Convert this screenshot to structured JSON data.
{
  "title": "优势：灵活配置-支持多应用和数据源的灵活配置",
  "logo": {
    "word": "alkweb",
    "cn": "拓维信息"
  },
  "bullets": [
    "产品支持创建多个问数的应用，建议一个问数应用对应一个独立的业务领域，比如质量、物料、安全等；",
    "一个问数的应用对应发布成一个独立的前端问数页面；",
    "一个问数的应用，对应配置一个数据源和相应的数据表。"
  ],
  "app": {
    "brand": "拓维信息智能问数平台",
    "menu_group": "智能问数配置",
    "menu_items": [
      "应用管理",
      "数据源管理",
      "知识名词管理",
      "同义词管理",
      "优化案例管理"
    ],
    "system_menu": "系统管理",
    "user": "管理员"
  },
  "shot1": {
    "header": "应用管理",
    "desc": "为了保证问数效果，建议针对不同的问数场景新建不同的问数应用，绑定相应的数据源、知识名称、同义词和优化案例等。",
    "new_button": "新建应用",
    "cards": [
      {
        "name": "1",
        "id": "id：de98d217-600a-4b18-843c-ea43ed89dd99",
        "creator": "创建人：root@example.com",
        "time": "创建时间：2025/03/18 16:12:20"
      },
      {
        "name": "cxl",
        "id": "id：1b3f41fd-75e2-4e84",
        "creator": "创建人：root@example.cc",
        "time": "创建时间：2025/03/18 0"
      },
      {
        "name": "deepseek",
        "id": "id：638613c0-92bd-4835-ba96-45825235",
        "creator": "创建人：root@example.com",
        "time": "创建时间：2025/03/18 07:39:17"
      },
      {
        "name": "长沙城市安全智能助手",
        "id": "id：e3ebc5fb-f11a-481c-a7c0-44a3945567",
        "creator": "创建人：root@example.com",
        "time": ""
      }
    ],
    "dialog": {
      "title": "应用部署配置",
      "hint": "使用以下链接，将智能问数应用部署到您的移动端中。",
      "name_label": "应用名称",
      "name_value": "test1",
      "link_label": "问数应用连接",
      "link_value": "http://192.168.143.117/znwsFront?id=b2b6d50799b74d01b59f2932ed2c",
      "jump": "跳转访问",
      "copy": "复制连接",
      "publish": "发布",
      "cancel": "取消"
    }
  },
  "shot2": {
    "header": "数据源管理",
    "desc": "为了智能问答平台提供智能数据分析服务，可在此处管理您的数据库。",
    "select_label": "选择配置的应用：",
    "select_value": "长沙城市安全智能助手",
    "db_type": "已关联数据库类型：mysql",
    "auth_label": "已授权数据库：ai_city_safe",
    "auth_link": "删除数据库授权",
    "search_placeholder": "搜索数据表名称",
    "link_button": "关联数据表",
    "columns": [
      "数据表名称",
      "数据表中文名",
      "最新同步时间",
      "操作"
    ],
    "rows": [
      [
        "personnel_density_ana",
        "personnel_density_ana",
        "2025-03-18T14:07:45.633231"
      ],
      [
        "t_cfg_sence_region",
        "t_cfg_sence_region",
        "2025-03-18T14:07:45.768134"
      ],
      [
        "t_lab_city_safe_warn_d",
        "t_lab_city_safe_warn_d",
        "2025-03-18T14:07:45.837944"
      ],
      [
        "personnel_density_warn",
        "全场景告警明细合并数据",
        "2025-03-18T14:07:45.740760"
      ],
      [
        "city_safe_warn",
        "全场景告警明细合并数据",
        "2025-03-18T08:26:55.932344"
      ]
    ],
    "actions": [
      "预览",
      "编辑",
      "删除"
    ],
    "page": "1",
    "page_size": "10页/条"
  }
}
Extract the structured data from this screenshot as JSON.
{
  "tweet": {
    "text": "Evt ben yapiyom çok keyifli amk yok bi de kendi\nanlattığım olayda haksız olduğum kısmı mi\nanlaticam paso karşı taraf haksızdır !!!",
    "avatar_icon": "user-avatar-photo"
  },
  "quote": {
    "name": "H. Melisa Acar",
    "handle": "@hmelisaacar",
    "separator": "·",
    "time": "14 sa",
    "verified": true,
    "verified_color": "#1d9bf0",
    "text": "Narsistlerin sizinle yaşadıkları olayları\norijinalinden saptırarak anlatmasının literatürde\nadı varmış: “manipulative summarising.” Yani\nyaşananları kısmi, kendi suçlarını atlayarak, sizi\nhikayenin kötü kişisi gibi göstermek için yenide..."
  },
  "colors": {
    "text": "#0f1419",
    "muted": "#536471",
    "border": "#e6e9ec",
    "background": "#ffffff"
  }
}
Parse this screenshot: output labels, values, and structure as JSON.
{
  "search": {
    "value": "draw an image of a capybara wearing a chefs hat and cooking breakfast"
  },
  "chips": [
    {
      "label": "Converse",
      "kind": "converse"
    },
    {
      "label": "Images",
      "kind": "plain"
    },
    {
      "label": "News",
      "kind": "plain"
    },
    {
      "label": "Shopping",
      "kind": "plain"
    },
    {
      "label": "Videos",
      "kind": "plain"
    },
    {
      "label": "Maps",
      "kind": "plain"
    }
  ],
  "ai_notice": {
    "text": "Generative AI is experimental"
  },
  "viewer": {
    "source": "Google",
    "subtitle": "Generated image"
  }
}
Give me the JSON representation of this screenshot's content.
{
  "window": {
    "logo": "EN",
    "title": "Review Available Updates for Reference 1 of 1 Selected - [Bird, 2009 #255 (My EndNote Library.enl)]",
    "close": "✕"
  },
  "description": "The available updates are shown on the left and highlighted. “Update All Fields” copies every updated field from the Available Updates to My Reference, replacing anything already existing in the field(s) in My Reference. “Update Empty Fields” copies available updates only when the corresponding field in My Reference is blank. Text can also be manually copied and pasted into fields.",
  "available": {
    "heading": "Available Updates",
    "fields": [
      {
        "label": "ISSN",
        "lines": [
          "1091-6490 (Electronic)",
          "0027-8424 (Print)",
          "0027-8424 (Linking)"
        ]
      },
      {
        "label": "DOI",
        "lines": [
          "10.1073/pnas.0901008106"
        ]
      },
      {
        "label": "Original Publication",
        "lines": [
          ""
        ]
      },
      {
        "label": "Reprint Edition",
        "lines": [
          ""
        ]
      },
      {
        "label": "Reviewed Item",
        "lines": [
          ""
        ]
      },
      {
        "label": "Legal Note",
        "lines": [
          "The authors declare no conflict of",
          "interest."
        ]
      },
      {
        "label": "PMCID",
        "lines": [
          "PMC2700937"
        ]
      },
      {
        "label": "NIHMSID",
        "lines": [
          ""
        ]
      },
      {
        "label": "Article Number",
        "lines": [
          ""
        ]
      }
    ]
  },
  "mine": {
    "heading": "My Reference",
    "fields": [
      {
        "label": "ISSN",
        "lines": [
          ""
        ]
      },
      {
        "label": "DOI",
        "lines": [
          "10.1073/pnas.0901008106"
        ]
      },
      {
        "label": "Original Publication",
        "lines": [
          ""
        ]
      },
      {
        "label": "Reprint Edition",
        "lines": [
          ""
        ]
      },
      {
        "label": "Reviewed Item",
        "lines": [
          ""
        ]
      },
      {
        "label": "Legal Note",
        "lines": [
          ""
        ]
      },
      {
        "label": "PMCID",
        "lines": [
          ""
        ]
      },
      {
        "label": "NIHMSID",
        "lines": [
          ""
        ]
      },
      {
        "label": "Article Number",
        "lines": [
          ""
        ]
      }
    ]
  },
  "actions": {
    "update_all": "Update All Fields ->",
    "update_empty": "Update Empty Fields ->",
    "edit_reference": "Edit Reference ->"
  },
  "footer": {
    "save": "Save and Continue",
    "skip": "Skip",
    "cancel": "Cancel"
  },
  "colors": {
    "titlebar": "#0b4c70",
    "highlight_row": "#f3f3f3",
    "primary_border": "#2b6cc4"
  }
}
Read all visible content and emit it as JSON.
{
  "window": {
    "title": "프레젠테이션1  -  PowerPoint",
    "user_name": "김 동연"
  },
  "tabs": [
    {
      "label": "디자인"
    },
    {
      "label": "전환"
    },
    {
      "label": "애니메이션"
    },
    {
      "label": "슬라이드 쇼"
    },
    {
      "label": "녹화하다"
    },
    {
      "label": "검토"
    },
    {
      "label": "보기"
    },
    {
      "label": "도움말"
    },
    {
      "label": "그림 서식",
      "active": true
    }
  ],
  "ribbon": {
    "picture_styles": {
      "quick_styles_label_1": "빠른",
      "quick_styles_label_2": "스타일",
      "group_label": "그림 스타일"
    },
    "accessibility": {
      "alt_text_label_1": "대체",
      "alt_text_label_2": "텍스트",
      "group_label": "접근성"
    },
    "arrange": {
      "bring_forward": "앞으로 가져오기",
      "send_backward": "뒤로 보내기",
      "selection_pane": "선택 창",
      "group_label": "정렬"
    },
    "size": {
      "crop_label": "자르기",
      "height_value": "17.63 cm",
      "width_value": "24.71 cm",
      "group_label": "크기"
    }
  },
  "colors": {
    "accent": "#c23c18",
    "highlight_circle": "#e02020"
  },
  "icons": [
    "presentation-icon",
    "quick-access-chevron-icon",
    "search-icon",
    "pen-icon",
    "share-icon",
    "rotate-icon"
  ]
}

----------

# GIVEN INSTRUCTION:
Using the records above, pull out each line where the word "data" occurs.

# THE RESPONSE:
Convert this screenshot to structured JSON data.
Extract the structured data from this screenshot as JSON.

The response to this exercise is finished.